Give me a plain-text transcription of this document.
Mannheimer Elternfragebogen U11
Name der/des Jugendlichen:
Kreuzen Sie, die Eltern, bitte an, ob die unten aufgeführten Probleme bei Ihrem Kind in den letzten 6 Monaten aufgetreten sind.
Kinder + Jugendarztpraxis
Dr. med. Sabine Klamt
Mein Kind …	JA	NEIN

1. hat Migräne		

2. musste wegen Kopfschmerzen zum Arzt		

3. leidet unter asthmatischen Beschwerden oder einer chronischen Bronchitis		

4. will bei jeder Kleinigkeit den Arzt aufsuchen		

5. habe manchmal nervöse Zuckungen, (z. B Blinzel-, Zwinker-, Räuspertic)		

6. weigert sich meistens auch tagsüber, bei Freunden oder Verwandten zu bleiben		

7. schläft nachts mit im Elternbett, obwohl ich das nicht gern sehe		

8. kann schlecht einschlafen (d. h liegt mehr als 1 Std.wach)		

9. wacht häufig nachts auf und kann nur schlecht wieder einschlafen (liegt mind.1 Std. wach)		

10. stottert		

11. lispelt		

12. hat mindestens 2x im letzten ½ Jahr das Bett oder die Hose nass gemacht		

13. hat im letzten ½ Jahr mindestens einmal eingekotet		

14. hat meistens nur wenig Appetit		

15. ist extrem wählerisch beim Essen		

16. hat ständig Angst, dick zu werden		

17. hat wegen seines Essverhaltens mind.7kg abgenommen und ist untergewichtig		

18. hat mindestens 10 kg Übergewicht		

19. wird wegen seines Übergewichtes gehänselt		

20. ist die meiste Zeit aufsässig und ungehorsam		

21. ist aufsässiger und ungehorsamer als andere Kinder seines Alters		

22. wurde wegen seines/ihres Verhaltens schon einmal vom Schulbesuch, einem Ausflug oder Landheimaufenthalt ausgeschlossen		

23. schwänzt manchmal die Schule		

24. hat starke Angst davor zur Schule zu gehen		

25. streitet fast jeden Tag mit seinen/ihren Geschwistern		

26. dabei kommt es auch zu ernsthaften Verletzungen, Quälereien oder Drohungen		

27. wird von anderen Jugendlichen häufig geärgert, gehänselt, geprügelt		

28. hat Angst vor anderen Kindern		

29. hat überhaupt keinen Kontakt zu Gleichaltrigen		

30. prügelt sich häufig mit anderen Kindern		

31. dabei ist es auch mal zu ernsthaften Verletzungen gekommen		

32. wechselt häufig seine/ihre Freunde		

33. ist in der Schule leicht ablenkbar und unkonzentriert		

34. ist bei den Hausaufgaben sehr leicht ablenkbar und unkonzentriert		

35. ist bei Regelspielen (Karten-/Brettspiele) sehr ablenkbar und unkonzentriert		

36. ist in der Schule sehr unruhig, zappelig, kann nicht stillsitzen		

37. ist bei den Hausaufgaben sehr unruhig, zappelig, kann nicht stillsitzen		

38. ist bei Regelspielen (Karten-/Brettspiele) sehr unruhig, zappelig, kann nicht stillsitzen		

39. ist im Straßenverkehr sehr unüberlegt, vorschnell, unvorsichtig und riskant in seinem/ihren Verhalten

########################################

> [What to work on]
Copy the listing exactly as it stands.

> [Answer box]
Give me a plain-text transcription of this document.
Mannheimer Elternfragebogen U11
Name der/des Jugendlichen:
Kreuzen Sie, die Eltern, bitte an, ob die unten aufgeführten Probleme bei Ihrem Kind in den letzten 6 Monaten aufgetreten sind.
Kinder + Jugendarztpraxis
Dr. med. Sabine Klamt
Mein Kind …	JA	NEIN

1. hat Migräne		

2. musste wegen Kopfschmerzen zum Arzt		

3. leidet unter asthmatischen Beschwerden oder einer chronischen Bronchitis		

4. will bei jeder Kleinigkeit den Arzt aufsuchen		

5. habe manchmal nervöse Zuckungen, (z. B Blinzel-, Zwinker-, Räuspertic)		

6. weigert sich meistens auch tagsüber, bei Freunden oder Verwandten zu bleiben		

7. schläft nachts mit im Elternbett, obwohl ich das nicht gern sehe		

8. kann schlecht einschlafen (d. h liegt mehr als 1 Std.wach)		

9. wacht häufig nachts auf und kann nur schlecht wieder einschlafen (liegt mind.1 Std. wach)		

10. stottert		

11. lispelt		

12. hat mindestens 2x im letzten ½ Jahr das Bett oder die Hose nass gemacht		

13. hat im letzten ½ Jahr mindestens einmal eingekotet		

14. hat meistens nur wenig Appetit		

15. ist extrem wählerisch beim Essen		

16. hat ständig Angst, dick zu werden		

17. hat wegen seines Essverhaltens mind.7kg abgenommen und ist untergewichtig		

18. hat mindestens 10 kg Übergewicht		

19. wird wegen seines Übergewichtes gehänselt		

20. ist die meiste Zeit aufsässig und ungehorsam		

21. ist aufsässiger und ungehorsamer als andere Kinder seines Alters		

22. wurde wegen seines/ihres Verhaltens schon einmal vom Schulbesuch, einem Ausflug oder Landheimaufenthalt ausgeschlossen		

23. schwänzt manchmal die Schule		

24. hat starke Angst davor zur Schule zu gehen		

25. streitet fast jeden Tag mit seinen/ihren Geschwistern		

26. dabei kommt es auch zu ernsthaften Verletzungen, Quälereien oder Drohungen		

27. wird von anderen Jugendlichen häufig geärgert, gehänselt, geprügelt		

28. hat Angst vor anderen Kindern		

29. hat überhaupt keinen Kontakt zu Gleichaltrigen		

30. prügelt sich häufig mit anderen Kindern		

31. dabei ist es auch mal zu ernsthaften Verletzungen gekommen		

32. wechselt häufig seine/ihre Freunde		

33. ist in der Schule leicht ablenkbar und unkonzentriert		

34. ist bei den Hausaufgaben sehr leicht ablenkbar und unkonzentriert		

35. ist bei Regelspielen (Karten-/Brettspiele) sehr ablenkbar und unkonzentriert		

36. ist in der Schule sehr unruhig, zappelig, kann nicht stillsitzen		

37. ist bei den Hausaufgaben sehr unruhig, zappelig, kann nicht stillsitzen		

38. ist bei Regelspielen (Karten-/Brettspiele) sehr unruhig, zappelig, kann nicht stillsitzen		

39. ist im Straßenverkehr sehr unüberlegt, vorschnell, unvorsichtig und riskant in seinem/ihren Verhalten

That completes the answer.